TO DO:
Which lines contain the string "Previous"? Please list every one of them.
┌─ DATA ENTRIES
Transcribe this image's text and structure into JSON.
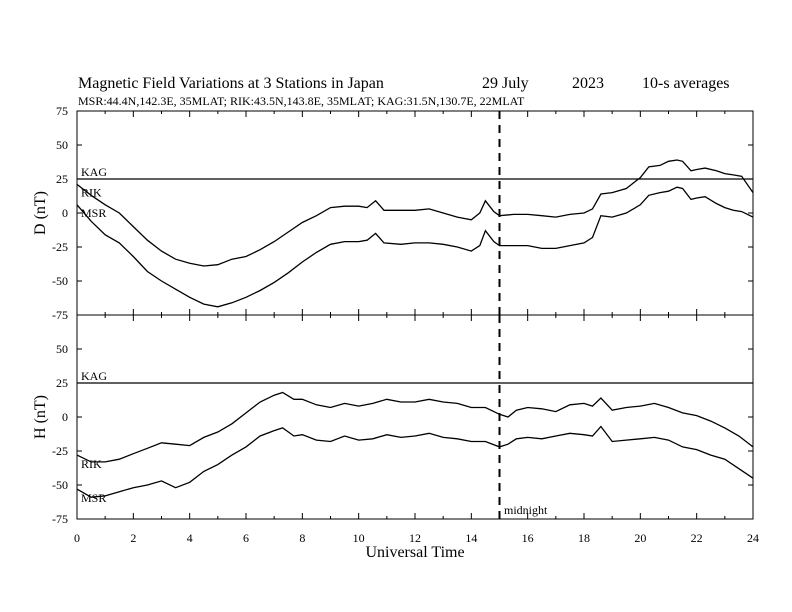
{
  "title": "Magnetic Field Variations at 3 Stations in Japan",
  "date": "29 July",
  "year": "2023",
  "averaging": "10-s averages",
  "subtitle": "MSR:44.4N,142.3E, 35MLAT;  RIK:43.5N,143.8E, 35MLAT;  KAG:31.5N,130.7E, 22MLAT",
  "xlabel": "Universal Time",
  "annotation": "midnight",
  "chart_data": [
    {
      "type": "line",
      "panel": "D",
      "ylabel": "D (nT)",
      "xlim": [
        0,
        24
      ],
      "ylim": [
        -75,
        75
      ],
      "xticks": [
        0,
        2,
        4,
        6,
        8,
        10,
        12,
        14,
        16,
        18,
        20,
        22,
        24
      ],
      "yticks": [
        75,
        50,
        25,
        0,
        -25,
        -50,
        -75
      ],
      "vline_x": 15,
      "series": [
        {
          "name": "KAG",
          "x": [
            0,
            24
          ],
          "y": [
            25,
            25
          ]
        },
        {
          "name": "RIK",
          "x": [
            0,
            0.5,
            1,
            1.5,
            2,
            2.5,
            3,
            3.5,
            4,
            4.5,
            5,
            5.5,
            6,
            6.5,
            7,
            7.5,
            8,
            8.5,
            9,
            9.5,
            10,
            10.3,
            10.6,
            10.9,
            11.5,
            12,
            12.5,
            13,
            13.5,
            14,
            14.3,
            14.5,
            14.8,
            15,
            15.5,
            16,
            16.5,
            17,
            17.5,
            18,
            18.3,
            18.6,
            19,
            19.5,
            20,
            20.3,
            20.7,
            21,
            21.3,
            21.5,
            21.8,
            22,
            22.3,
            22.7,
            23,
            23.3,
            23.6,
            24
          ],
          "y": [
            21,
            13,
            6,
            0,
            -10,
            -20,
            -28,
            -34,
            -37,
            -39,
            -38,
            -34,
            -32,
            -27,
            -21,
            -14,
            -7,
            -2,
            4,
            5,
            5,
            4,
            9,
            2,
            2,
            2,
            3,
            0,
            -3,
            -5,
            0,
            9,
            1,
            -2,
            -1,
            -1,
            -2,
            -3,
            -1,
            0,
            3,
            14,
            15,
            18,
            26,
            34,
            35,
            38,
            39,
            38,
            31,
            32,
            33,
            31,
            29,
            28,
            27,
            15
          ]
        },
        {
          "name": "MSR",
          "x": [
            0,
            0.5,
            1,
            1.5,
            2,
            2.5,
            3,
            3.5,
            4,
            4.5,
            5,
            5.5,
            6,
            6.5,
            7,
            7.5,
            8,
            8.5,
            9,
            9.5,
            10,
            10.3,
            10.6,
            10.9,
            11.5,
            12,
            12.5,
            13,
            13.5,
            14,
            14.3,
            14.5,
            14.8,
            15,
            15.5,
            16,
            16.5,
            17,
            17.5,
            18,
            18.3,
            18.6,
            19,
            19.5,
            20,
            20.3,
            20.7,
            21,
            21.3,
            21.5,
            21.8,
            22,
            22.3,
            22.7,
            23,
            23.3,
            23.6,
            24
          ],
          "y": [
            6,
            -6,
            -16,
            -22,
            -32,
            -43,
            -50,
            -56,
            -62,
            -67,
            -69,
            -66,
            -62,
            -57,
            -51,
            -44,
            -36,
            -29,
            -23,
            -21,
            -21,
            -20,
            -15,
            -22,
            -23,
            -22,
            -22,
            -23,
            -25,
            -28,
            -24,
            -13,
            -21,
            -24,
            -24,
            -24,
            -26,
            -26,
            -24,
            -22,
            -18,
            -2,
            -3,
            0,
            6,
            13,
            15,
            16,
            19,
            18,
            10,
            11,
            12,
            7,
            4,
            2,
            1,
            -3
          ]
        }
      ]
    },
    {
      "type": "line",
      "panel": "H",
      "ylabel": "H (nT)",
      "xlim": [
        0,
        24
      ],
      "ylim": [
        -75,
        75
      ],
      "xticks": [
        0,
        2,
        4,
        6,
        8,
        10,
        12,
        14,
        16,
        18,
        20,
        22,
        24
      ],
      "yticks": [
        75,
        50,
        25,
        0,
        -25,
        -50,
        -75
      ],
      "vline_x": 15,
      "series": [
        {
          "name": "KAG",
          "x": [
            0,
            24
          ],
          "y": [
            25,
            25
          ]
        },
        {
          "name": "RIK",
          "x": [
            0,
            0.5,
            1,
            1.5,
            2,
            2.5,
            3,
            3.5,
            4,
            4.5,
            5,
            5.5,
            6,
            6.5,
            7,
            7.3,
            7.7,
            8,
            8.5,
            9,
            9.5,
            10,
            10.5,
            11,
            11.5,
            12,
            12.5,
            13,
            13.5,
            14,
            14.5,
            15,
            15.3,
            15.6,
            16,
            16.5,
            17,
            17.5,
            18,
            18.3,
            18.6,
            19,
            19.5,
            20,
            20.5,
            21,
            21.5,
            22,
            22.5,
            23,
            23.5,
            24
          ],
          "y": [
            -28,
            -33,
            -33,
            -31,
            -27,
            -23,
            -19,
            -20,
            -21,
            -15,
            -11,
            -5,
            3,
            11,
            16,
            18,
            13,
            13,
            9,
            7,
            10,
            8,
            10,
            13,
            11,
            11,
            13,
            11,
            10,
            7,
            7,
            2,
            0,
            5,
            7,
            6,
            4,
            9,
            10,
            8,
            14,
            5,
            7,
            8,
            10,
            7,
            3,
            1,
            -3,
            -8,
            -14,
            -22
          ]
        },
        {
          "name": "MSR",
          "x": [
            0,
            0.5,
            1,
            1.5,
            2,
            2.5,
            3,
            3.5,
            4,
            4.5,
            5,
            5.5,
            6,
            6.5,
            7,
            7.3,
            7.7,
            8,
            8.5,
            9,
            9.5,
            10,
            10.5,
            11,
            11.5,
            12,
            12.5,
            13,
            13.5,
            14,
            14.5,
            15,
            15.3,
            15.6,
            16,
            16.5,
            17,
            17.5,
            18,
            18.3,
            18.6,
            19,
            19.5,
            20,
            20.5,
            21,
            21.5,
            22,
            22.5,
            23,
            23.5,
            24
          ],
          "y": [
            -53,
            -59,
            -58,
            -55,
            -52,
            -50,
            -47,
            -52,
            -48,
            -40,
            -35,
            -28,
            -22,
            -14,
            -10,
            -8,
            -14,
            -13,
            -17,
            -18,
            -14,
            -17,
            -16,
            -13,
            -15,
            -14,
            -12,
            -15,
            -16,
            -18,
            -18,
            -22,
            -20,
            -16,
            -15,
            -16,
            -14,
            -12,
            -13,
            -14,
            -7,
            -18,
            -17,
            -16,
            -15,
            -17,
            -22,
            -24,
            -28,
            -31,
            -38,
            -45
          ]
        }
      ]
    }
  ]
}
└─
┌─ DATA ENTRIES
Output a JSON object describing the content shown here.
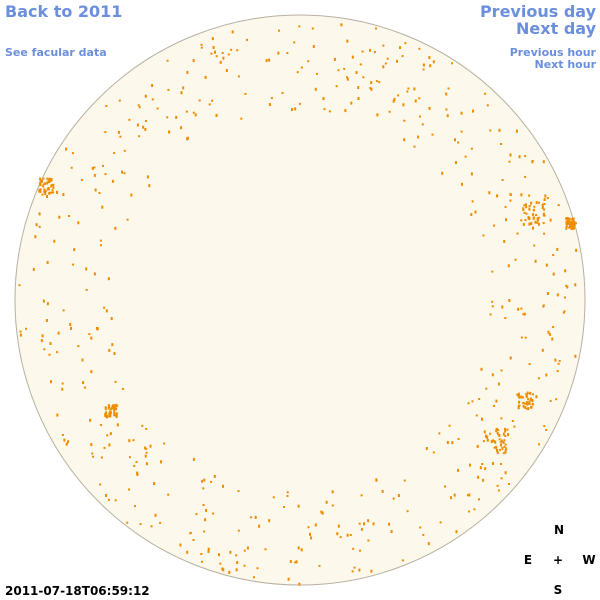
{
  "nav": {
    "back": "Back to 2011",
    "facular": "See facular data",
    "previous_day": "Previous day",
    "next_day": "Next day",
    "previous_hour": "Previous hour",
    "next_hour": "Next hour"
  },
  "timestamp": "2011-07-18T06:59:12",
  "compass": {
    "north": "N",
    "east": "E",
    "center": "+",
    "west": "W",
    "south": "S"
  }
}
└─
RIGHT ANSWER:
    "previous_day": "Previous day",
    "previous_hour": "Previous hour",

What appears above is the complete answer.